WHAT IS REQUIRED: Quote the entries word for word. Omit the pictures.

PROVIDED RECORDS:
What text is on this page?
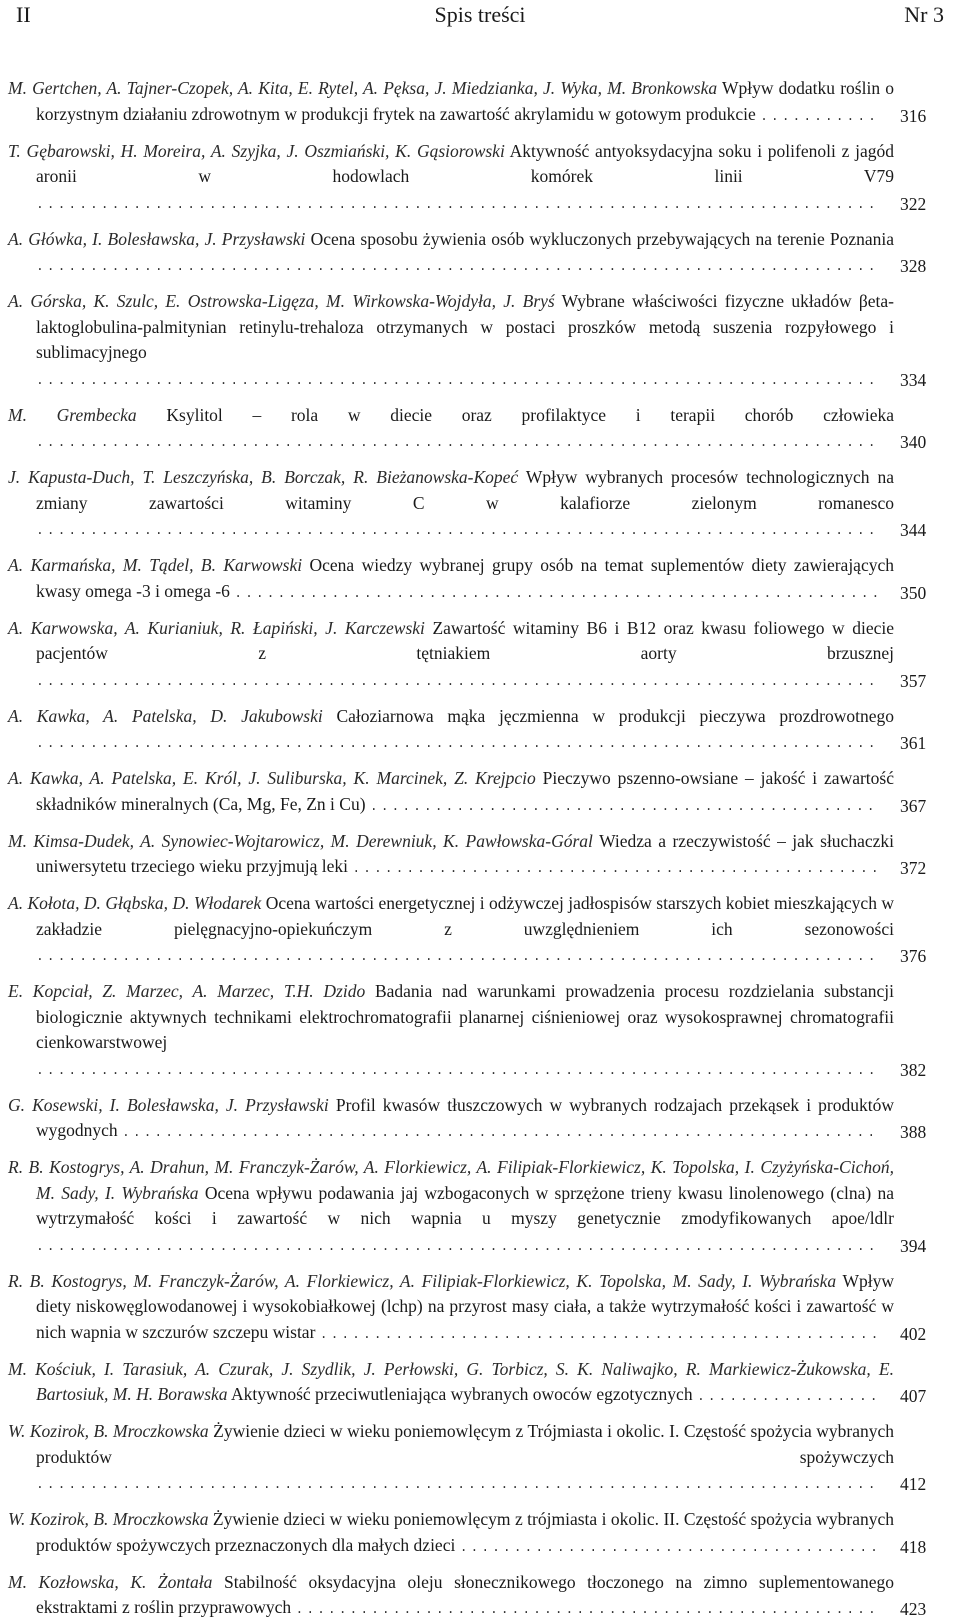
II	Spis treści	Nr 3
M. Gertchen, A. Tajner-Czopek, A. Kita, E. Rytel, A. Pęksa, J. Miedzianka, J. Wyka, M. Bronkowska Wpływ dodatku roślin o korzystnym działaniu zdrowotnym w produkcji frytek na zawartość akrylamidu w gotowym produkcie ........... 316
T. Gębarowski, H. Moreira, A. Szyjka, J. Oszmiański, K. Gąsiorowski Aktywność antyoksydacyjna soku i polifenoli z jagód aronii w hodowlach komórek linii V79 .............................................................................. 322
A. Główka, I. Bolesławska, J. Przysławski Ocena sposobu żywienia osób wykluczonych przebywających na terenie Poznania .............................................................................. 328
A. Górska, K. Szulc, E. Ostrowska-Ligęza, M. Wirkowska-Wojdyła, J. Bryś Wybrane właściwości fizyczne układów βeta-laktoglobulina-palmitynian retinylu-trehaloza otrzymanych w postaci proszków metodą suszenia rozpyłowego i sublimacyjnego .............................................................................. 334
M. Grembecka Ksylitol – rola w diecie oraz profilaktyce i terapii chorób człowieka .............................................................................. 340
J. Kapusta-Duch, T. Leszczyńska, B. Borczak, R. Bieżanowska-Kopeć Wpływ wybranych procesów technologicznych na zmiany zawartości witaminy C w kalafiorze zielonym romanesco .............................................................................. 344
A. Karmańska, M. Tądel, B. Karwowski Ocena wiedzy wybranej grupy osób na temat suplementów diety zawierających kwasy omega -3 i omega -6 ............................................................ 350
A. Karwowska, A. Kurianiuk, R. Łapiński, J. Karczewski Zawartość witaminy B6 i B12 oraz kwasu foliowego w diecie pacjentów z tętniakiem aorty brzusznej .............................................................................. 357
A. Kawka, A. Patelska, D. Jakubowski Całoziarnowa mąka jęczmienna w produkcji pieczywa prozdrowotnego .............................................................................. 361
A. Kawka, A. Patelska, E. Król, J. Suliburska, K. Marcinek, Z. Krejpcio Pieczywo pszenno-owsiane – jakość i zawartość składników mineralnych (Ca, Mg, Fe, Zn i Cu) ............................................... 367
M. Kimsa-Dudek, A. Synowiec-Wojtarowicz, M. Derewniuk, K. Pawłowska-Góral Wiedza a rzeczywistość – jak słuchaczki uniwersytetu trzeciego wieku przyjmują leki ................................................. 372
A. Kołota, D. Głąbska, D. Włodarek Ocena wartości energetycznej i odżywczej jadłospisów starszych kobiet mieszkających w zakładzie pielęgnacyjno-opiekuńczym z uwzględnieniem ich sezonowości .............................................................................. 376
E. Kopciał, Z. Marzec, A. Marzec, T.H. Dzido Badania nad warunkami prowadzenia procesu rozdzielania substancji biologicznie aktywnych technikami elektrochromatografii planarnej ciśnieniowej oraz wysokosprawnej chromatografii cienkowarstwowej .............................................................................. 382
G. Kosewski, I. Bolesławska, J. Przysławski Profil kwasów tłuszczowych w wybranych rodzajach przekąsek i produktów wygodnych ...................................................................... 388
R. B. Kostogrys, A. Drahun, M. Franczyk-Żarów, A. Florkiewicz, A. Filipiak-Florkiewicz, K. Topolska, I. Czyżyńska-Cichoń, M. Sady, I. Wybrańska Ocena wpływu podawania jaj wzbogaconych w sprzężone trieny kwasu linolenowego (clna) na wytrzymałość kości i zawartość w nich wapnia u myszy genetycznie zmodyfikowanych apoe/ldlr .............................................................................. 394
R. B. Kostogrys, M. Franczyk-Żarów, A. Florkiewicz, A. Filipiak-Florkiewicz, K. Topolska, M. Sady, I. Wybrańska Wpływ diety niskowęglowodanowej i wysokobiałkowej (lchp) na przyrost masy ciała, a także wytrzymałość kości i zawartość w nich wapnia w szczurów szczepu wistar .................................................... 402
M. Kościuk, I. Tarasiuk, A. Czurak, J. Szydlik, J. Perłowski, G. Torbicz, S. K. Naliwajko, R. Markiewicz-Żukowska, E. Bartosiuk, M. H. Borawska Aktywność przeciwutleniająca wybranych owoców egzotycznych ................. 407
W. Kozirok, B. Mroczkowska Żywienie dzieci w wieku poniemowlęcym z Trójmiasta i okolic. I. Częstość spożycia wybranych produktów spożywczych .............................................................................. 412
W. Kozirok, B. Mroczkowska Żywienie dzieci w wieku poniemowlęcym z trójmiasta i okolic. II. Częstość spożycia wybranych produktów spożywczych przeznaczonych dla małych dzieci ....................................... 418
M. Kozłowska, K. Żontała Stabilność oksydacyjna oleju słonecznikowego tłoczonego na zimno suplementowanego ekstraktami z roślin przyprawowych ...................................................... 423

WRITTEN RESPONSE:
What text is on this page?
II	Spis treści	Nr 3
M. Gertchen, A. Tajner-Czopek, A. Kita, E. Rytel, A. Pęksa, J. Miedzianka, J. Wyka, M. Bronkowska Wpływ dodatku roślin o korzystnym działaniu zdrowotnym w produkcji frytek na zawartość akrylamidu w gotowym produkcie ........... 316
T. Gębarowski, H. Moreira, A. Szyjka, J. Oszmiański, K. Gąsiorowski Aktywność antyoksydacyjna soku i polifenoli z jagód aronii w hodowlach komórek linii V79 .............................................................................. 322
A. Główka, I. Bolesławska, J. Przysławski Ocena sposobu żywienia osób wykluczonych przebywających na terenie Poznania .............................................................................. 328
A. Górska, K. Szulc, E. Ostrowska-Ligęza, M. Wirkowska-Wojdyła, J. Bryś Wybrane właściwości fizyczne układów βeta-laktoglobulina-palmitynian retinylu-trehaloza otrzymanych w postaci proszków metodą suszenia rozpyłowego i sublimacyjnego .............................................................................. 334
M. Grembecka Ksylitol – rola w diecie oraz profilaktyce i terapii chorób człowieka .............................................................................. 340
J. Kapusta-Duch, T. Leszczyńska, B. Borczak, R. Bieżanowska-Kopeć Wpływ wybranych procesów technologicznych na zmiany zawartości witaminy C w kalafiorze zielonym romanesco .............................................................................. 344
A. Karmańska, M. Tądel, B. Karwowski Ocena wiedzy wybranej grupy osób na temat suplementów diety zawierających kwasy omega -3 i omega -6 ............................................................ 350
A. Karwowska, A. Kurianiuk, R. Łapiński, J. Karczewski Zawartość witaminy B6 i B12 oraz kwasu foliowego w diecie pacjentów z tętniakiem aorty brzusznej .............................................................................. 357
A. Kawka, A. Patelska, D. Jakubowski Całoziarnowa mąka jęczmienna w produkcji pieczywa prozdrowotnego .............................................................................. 361
A. Kawka, A. Patelska, E. Król, J. Suliburska, K. Marcinek, Z. Krejpcio Pieczywo pszenno-owsiane – jakość i zawartość składników mineralnych (Ca, Mg, Fe, Zn i Cu) ............................................... 367
M. Kimsa-Dudek, A. Synowiec-Wojtarowicz, M. Derewniuk, K. Pawłowska-Góral Wiedza a rzeczywistość – jak słuchaczki uniwersytetu trzeciego wieku przyjmują leki ................................................. 372
A. Kołota, D. Głąbska, D. Włodarek Ocena wartości energetycznej i odżywczej jadłospisów starszych kobiet mieszkających w zakładzie pielęgnacyjno-opiekuńczym z uwzględnieniem ich sezonowości .............................................................................. 376
E. Kopciał, Z. Marzec, A. Marzec, T.H. Dzido Badania nad warunkami prowadzenia procesu rozdzielania substancji biologicznie aktywnych technikami elektrochromatografii planarnej ciśnieniowej oraz wysokosprawnej chromatografii cienkowarstwowej .............................................................................. 382
G. Kosewski, I. Bolesławska, J. Przysławski Profil kwasów tłuszczowych w wybranych rodzajach przekąsek i produktów wygodnych ...................................................................... 388
R. B. Kostogrys, A. Drahun, M. Franczyk-Żarów, A. Florkiewicz, A. Filipiak-Florkiewicz, K. Topolska, I. Czyżyńska-Cichoń, M. Sady, I. Wybrańska Ocena wpływu podawania jaj wzbogaconych w sprzężone trieny kwasu linolenowego (clna) na wytrzymałość kości i zawartość w nich wapnia u myszy genetycznie zmodyfikowanych apoe/ldlr .............................................................................. 394
R. B. Kostogrys, M. Franczyk-Żarów, A. Florkiewicz, A. Filipiak-Florkiewicz, K. Topolska, M. Sady, I. Wybrańska Wpływ diety niskowęglowodanowej i wysokobiałkowej (lchp) na przyrost masy ciała, a także wytrzymałość kości i zawartość w nich wapnia w szczurów szczepu wistar .................................................... 402
M. Kościuk, I. Tarasiuk, A. Czurak, J. Szydlik, J. Perłowski, G. Torbicz, S. K. Naliwajko, R. Markiewicz-Żukowska, E. Bartosiuk, M. H. Borawska Aktywność przeciwutleniająca wybranych owoców egzotycznych ................. 407
W. Kozirok, B. Mroczkowska Żywienie dzieci w wieku poniemowlęcym z Trójmiasta i okolic. I. Częstość spożycia wybranych produktów spożywczych .............................................................................. 412
W. Kozirok, B. Mroczkowska Żywienie dzieci w wieku poniemowlęcym z trójmiasta i okolic. II. Częstość spożycia wybranych produktów spożywczych przeznaczonych dla małych dzieci ....................................... 418
M. Kozłowska, K. Żontała Stabilność oksydacyjna oleju słonecznikowego tłoczonego na zimno suplementowanego ekstraktami z roślin przyprawowych ...................................................... 423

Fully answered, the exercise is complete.